— start Text provided —

Skip to content

Kafka integration

Platform offers direct integration with Kafka through a Platform Asset package. This asset packages all library requirements along with a simple configuration based implementation allowing Kafka producers and subscribers to be set up with the minimum effort. It offers the full functionality available of the Kx Fusion interface detailed at code.kx.com without the need to manually compile and install any Kafka libraries. This includes the full library support available via librdkafka. The only requirement is the ability to update the $QHOME with the necessary libraries and kdb+ script wrapper.

Currently all Linux flavours supported by the Platform support Kafka integration; including Ubuntu 16, Red Hat 6 and Red Hat 7.

Platform Kafka asset installation

The Kafka Platform Asset and Eval pack are installed in the same way as all Platform, Platform Asset and Solution packages are installed. Place the package in the relevant package directory and run through the installation script. Further details on Platform and package deployment can be retrieved via the deployment guides.

System configuration

The Kafka Platform asset supports the full level of configuration via the underlying detailed at librdkafka configuration. This configuration is initialized via the config parameter kxkfkCfg. The base Kafka package includes a DEFAULT and a system override containing simple configuration. This can and should be extended by a client for all client specific overrides.

Kafka broker list

At a minimum the kxkfkCfg should be updated to point at a relevant kafka broker list metadata.broker.list.

By default a number of configurations are provided in the DEFAULT and system overrides

param default description
metadata.broker.list localhost:9092 Initial list of brokers as a CSV list of broker host or host:port
queue.buffering.max.ms 1 Delay in milliseconds to wait for messages in the producer queue to accumulate before constructing message batches (MessageSets) to transmit to brokers.

— end Text provided —

▶ [Exercise tasks]
- A) List every Linux flavour that the Kafka integration page above names as supporting Kafka integration.
- B) Answer these questions using the Kafka integration page above, one answer per line with matching labels:
(i) Where should the package be placed before running the installation script?
(ii) Which config parameter initializes the Kafka configuration?
(iii) What is the default value of metadata.broker.list?
- C) Resume the Kafka integration page above, picking up right after its last line.

— start Supplied data —

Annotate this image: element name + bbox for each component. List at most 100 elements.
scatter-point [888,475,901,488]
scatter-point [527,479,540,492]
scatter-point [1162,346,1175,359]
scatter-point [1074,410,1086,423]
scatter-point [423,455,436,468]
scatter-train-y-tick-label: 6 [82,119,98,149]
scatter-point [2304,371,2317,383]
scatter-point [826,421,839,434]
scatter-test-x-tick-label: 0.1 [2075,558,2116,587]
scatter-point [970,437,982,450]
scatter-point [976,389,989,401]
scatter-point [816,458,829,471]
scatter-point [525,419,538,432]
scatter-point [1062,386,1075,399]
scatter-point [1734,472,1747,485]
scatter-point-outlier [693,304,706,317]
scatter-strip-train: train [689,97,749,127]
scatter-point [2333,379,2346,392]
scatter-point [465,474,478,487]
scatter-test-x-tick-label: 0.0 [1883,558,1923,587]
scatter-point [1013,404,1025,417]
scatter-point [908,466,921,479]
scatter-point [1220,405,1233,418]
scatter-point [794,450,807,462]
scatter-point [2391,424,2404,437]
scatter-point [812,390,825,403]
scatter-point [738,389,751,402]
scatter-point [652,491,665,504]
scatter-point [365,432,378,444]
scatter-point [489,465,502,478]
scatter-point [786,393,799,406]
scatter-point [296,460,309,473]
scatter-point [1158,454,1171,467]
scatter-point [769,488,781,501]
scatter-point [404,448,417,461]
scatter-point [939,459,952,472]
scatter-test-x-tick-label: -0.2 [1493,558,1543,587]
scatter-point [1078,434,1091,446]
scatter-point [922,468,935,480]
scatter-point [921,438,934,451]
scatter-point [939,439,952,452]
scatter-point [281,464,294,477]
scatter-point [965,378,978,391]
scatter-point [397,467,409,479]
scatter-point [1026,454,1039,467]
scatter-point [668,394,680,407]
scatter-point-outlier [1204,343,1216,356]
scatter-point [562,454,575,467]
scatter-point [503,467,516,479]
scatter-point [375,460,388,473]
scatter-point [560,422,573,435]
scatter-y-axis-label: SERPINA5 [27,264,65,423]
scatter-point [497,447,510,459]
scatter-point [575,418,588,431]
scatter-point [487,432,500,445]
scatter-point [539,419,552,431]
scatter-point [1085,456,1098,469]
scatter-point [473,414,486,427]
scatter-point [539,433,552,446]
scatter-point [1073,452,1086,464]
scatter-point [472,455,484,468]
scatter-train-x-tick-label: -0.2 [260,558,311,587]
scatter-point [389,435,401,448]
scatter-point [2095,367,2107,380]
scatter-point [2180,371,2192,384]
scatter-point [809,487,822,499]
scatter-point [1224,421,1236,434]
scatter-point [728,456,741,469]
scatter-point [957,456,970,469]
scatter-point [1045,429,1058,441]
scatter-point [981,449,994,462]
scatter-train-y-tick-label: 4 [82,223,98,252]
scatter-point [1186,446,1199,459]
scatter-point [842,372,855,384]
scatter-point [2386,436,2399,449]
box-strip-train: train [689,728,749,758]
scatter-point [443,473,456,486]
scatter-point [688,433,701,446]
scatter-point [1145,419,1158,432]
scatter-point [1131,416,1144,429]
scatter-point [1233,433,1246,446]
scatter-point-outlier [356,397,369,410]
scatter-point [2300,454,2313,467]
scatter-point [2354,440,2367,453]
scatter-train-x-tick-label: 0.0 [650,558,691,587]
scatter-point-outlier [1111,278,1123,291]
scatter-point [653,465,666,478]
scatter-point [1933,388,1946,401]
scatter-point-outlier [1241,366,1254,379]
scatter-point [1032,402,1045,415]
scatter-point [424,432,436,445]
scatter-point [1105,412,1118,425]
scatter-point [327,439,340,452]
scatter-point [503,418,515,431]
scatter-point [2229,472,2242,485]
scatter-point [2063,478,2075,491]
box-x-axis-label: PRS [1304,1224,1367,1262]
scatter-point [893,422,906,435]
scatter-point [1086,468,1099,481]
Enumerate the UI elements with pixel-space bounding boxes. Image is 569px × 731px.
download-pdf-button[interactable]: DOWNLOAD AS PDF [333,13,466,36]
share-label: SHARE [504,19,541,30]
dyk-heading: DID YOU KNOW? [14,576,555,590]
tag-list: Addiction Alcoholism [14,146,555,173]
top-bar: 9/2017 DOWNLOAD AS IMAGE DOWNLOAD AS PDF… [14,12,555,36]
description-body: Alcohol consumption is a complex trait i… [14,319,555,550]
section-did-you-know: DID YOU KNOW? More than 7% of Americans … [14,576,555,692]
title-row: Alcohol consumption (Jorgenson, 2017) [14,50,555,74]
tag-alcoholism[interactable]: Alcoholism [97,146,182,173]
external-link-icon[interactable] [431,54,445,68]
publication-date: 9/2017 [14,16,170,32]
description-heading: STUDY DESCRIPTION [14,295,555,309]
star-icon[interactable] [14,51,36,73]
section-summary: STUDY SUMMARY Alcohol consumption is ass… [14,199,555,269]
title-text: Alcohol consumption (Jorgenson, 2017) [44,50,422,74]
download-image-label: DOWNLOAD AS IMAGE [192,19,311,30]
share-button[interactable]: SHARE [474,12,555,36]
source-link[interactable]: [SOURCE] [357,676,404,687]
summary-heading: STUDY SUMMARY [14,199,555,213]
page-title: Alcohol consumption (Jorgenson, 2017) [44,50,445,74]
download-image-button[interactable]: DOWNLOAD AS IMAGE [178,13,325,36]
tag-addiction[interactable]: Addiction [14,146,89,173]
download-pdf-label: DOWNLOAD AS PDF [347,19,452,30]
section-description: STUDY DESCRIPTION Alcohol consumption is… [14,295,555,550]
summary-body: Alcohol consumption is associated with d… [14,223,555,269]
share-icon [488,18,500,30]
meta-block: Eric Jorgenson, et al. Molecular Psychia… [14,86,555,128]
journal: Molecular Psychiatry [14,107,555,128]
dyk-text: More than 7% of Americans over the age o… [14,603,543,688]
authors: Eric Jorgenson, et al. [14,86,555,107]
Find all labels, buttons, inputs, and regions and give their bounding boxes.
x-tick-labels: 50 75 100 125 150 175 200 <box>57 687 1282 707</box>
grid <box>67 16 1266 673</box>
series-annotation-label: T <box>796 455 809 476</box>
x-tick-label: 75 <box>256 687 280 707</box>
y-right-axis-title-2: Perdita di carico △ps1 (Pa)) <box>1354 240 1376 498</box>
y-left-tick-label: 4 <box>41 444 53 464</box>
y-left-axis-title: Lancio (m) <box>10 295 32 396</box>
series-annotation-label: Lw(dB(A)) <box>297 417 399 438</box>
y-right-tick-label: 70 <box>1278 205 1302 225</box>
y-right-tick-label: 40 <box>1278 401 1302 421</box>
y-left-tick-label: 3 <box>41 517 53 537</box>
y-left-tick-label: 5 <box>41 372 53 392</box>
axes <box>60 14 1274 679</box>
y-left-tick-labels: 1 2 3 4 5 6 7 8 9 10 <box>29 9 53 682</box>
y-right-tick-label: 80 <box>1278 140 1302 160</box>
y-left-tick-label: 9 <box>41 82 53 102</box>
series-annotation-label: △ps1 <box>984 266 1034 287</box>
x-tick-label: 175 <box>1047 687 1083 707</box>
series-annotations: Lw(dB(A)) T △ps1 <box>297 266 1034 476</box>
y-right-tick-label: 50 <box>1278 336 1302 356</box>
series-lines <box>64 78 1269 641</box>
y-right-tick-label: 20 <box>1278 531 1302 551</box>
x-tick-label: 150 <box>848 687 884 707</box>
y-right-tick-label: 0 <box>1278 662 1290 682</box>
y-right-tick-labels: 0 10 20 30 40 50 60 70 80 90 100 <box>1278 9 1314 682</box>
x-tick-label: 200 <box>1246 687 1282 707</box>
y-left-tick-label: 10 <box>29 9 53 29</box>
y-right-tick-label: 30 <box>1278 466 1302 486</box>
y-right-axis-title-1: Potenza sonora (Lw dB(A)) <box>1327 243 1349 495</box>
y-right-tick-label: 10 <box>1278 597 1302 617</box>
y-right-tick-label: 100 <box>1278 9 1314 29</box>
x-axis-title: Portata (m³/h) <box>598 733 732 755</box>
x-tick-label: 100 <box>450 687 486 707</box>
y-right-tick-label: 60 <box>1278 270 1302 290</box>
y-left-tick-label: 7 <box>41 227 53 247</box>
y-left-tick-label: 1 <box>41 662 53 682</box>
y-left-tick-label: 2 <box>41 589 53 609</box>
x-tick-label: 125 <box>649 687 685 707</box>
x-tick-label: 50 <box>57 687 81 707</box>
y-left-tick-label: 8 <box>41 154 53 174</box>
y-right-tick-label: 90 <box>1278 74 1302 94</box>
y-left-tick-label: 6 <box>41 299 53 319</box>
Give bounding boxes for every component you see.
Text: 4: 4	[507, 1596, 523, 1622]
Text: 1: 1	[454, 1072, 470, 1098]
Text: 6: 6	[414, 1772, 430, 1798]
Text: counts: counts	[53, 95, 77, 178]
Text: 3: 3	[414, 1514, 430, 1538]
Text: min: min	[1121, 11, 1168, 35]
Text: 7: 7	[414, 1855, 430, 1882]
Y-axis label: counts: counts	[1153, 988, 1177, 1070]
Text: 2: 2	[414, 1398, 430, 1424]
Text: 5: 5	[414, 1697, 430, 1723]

— end Supplied data —

▶ [Answers per task]
- A) Ubuntu 16, Red Hat 6, Red Hat 7

- B)
(i) In the relevant package directory
(ii) kxkfkCfg
(iii) localhost:9092

- C)
fetch.wait.max.ms 10 Maximum time the broker may wait to fill the response with fetch.min.bytes
group.id 0 Client group ID string. All clients sharing the same group.id belong to the same group

This is the basic configuration which can be used as a starting point to connecting to Kafka.

Publishing data to Kafka

To publish, a producer must be initialized. The first step is to initialize the Kafka API available within the Kafka Platform Asset. To do this call the init instruction.

// Load Kafka Integration library instruction
.al.loadinstruction[`kxkfkInit];

This will load the necessary functions and initialize the underlying Kafka system libraries necessary to communicate with Kafka.

The .kx.kfk.InitProducer Analytic within the KxKafka package allows for the easy initialization of a producer. It relies on the kxkfkCfg parameter for Kafka broker configuration details. The DEFAULT and system configuration will be used as default, but can be overridden providing the appropriate kafkaConfig value as an input to the Analytic.

parameter type example description
kafkaConfig symbol uatConfig | Override forkxkfkCfg` detailing Kafka Broker config
topic symbol `quotes Topic for producer
topicConfig Dict ()!() Topic config dict, see code.kx.com for available config

This analytic will return a unique ID for the producer

producer:.al.callfunction[`.kx.kfk.InitProducer][`;`quotes;()!()];
.log.out[`kafka;"Producer initialized with id";producer]; 

A single process can be a producer for multiple topics through calling the initialize Analytic .kx.kfk.InitProducer multiple times with the relavant topics.

Once initialized data can then be published to the Kafka broker. This is achieved via the function .kx.kfk.pub which again has been initialized via the previously loaded instruction kxkfkInit instruction.

parameter type example description
topic symbol `quotes Topic to publish data on
kval string string .z.t Key for published record
data Any Data to be published. Can be already serialized or serialized via the sFunc analytic below
partition symbol .kfk.PARTITION_UA Partition to publish to
sFunc symbol .kx.kfk.JSONSerialize Serializer function. If empty symbol, assuming data already prepared

A publish example:

.kx.kfk.pub[`Quotes;"dfxQuote"; pubData; .kfk.PARTITION_UA; `.kx.kfk.IPCSerialize];

Example Publisher

Bringing this all together once the kxkfkCfg parameter has been configured correctly, any Platform-based q Process Template can can be initialized as a Kafka producer and begin publishing data with just a few lines of code.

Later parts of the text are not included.